Work to complete: Where a line contains the string "sales", copy that line.

Extracted information:
(begin)
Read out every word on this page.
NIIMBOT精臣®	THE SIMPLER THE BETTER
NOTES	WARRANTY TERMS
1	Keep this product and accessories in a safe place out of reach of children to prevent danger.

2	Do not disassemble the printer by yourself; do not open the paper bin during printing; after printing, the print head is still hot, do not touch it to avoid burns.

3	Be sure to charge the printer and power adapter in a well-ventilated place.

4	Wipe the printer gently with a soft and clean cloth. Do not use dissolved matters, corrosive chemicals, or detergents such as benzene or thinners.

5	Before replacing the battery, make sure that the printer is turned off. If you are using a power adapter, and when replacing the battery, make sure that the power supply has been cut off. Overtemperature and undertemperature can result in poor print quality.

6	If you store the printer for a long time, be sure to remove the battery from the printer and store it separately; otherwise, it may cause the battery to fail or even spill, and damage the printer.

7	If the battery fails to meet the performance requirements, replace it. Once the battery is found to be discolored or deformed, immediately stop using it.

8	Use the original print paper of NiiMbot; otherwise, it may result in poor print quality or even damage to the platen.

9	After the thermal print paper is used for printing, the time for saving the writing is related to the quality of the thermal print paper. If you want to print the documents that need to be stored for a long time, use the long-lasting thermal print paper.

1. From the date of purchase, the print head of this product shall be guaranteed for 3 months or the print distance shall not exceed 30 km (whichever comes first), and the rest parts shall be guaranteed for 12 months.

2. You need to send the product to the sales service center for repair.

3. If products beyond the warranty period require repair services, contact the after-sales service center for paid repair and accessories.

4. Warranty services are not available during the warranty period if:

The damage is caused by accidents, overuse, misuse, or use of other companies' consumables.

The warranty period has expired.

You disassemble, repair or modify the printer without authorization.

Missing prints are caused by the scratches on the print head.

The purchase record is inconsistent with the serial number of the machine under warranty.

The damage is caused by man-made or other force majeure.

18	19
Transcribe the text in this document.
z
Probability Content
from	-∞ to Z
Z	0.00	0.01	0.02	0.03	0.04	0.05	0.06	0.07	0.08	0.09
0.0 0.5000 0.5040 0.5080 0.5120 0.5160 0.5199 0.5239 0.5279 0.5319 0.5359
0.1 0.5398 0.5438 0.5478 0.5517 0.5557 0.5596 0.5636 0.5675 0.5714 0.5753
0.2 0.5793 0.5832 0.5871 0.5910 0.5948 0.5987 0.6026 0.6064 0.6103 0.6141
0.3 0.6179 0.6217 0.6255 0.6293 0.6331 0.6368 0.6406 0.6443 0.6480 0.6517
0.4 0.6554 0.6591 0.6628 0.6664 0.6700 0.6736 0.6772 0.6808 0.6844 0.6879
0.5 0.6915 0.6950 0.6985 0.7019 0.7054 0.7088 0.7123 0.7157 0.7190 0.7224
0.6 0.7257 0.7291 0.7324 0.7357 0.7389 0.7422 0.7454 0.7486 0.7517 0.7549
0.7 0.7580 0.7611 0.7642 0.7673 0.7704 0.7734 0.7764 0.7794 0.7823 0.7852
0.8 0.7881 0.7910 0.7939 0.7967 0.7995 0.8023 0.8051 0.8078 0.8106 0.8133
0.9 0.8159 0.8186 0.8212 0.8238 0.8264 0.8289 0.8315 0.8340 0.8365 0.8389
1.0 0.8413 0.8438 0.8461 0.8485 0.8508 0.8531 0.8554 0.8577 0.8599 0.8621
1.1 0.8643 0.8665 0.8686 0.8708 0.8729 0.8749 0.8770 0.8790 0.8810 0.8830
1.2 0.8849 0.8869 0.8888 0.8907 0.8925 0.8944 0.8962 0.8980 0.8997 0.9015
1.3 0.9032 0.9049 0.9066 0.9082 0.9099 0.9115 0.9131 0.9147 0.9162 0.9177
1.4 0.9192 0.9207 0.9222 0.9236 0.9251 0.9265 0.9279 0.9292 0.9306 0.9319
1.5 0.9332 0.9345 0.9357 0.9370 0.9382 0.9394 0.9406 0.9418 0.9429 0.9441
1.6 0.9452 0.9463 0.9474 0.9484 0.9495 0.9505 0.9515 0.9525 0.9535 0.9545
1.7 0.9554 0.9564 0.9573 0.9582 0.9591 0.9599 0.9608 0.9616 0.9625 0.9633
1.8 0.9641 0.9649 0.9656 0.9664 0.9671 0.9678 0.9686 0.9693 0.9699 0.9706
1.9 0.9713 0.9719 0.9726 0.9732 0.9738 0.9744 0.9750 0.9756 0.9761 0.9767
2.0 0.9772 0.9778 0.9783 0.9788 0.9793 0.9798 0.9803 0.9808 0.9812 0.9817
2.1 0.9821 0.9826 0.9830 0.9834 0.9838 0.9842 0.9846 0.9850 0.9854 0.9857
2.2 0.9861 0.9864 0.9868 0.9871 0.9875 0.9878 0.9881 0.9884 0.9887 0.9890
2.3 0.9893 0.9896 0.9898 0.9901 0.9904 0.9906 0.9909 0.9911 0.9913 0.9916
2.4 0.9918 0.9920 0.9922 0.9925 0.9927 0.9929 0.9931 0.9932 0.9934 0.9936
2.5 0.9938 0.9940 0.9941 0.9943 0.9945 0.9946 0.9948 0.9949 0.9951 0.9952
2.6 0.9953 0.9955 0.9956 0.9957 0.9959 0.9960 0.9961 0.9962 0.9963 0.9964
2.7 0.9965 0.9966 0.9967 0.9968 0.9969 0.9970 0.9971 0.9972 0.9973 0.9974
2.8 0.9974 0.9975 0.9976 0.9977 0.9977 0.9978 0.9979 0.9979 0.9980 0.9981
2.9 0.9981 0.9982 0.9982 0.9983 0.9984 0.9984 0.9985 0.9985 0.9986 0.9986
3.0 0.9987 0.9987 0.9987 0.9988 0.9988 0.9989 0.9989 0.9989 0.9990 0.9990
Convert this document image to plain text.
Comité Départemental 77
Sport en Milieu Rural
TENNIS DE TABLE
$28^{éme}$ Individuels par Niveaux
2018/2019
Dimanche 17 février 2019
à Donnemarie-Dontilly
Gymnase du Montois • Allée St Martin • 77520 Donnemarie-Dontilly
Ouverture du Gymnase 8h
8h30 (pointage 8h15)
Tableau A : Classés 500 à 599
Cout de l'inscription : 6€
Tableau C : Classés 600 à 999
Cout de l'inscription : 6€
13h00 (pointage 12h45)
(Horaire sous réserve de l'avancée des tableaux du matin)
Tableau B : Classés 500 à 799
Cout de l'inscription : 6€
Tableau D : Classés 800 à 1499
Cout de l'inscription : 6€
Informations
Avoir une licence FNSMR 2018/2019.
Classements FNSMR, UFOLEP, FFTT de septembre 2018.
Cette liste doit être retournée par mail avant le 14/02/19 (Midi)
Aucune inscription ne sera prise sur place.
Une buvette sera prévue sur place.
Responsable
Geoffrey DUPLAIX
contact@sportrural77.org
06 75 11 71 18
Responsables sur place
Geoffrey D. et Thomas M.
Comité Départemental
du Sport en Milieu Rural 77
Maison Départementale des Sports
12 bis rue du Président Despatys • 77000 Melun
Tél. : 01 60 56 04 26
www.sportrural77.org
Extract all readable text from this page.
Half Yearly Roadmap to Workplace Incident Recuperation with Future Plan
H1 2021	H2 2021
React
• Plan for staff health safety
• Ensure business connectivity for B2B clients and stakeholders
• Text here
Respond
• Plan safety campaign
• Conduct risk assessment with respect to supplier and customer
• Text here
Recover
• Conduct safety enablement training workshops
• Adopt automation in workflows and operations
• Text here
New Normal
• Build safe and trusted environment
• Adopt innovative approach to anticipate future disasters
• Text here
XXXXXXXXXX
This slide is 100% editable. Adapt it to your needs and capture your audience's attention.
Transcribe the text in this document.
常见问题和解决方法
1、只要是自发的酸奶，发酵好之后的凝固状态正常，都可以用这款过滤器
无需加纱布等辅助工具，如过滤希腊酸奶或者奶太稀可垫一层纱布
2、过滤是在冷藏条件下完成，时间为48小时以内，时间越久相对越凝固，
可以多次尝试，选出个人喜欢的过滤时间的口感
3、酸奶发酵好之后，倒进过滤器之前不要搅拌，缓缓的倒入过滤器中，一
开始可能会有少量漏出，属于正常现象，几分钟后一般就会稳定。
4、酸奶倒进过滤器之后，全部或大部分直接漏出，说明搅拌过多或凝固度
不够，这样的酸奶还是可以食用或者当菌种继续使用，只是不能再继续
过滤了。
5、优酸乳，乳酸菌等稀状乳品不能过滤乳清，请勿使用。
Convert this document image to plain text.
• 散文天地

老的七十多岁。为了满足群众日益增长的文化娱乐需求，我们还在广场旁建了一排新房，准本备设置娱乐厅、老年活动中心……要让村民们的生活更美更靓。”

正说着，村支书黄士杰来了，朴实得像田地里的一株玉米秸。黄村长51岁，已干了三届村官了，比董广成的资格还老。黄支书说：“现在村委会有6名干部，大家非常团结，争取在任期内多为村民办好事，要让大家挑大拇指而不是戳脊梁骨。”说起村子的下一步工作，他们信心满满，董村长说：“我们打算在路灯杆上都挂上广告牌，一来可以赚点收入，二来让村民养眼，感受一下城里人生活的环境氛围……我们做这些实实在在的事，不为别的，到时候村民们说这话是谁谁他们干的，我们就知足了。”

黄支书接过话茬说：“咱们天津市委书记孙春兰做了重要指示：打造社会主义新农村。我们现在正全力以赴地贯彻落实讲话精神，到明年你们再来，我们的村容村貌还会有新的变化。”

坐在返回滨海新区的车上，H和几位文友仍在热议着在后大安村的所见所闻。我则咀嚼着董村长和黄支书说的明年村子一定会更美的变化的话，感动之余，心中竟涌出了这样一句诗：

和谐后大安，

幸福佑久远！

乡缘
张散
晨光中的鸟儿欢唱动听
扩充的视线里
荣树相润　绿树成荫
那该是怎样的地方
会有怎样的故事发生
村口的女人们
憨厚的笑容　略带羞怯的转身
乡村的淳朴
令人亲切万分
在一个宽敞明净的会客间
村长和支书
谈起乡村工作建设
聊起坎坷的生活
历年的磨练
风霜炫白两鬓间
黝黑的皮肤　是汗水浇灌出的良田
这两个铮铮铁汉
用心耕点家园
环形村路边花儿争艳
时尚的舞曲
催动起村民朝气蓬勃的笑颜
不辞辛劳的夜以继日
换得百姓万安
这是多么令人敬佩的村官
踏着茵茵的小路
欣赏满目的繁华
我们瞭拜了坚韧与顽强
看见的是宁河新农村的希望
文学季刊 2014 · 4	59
(end)
Response to the exercise:
2. You need to send the product to the sales service center for repair.
3. If products beyond the warranty period require repair services, contact the after-sales service center for paid repair and accessories.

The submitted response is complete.